* **Task brief**:
Check every line below for the word "their" and show those that hold it.
:: Stored data
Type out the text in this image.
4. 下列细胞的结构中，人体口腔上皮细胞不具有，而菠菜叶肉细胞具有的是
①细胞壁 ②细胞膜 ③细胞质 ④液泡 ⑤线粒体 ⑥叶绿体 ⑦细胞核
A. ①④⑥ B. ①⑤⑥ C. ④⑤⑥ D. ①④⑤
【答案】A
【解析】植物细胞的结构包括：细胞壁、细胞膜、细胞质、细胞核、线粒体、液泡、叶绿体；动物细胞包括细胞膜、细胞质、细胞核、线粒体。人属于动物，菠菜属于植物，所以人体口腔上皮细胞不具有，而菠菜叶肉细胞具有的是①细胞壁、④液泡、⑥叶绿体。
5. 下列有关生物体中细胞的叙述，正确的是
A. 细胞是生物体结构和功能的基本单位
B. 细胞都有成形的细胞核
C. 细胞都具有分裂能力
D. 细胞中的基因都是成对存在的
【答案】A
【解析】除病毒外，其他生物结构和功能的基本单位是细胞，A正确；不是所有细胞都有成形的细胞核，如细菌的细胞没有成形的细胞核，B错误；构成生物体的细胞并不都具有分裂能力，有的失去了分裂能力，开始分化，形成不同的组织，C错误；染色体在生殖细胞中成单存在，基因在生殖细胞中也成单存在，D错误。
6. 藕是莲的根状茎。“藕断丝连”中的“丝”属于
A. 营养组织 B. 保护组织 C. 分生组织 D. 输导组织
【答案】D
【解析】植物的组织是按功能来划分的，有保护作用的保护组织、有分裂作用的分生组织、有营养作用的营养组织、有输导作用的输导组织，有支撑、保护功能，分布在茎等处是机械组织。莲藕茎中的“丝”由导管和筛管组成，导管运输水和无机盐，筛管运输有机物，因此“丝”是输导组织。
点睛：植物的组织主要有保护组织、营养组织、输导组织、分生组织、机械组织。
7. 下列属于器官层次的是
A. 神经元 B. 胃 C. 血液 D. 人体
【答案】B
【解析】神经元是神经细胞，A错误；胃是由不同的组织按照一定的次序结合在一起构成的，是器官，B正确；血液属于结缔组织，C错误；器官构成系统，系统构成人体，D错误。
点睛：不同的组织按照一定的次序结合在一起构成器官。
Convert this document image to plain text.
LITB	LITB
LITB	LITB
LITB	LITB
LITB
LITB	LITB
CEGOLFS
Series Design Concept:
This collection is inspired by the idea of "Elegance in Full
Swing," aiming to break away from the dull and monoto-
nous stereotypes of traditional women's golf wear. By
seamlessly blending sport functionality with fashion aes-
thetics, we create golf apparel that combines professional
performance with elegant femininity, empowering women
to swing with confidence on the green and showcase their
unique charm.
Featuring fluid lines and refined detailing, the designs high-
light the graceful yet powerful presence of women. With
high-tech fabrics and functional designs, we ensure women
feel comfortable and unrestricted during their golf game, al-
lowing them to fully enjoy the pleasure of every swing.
::::
* **Correct output**:
to swing with confidence on the green and showcase their
feel comfortable and unrestricted during their golf game, al-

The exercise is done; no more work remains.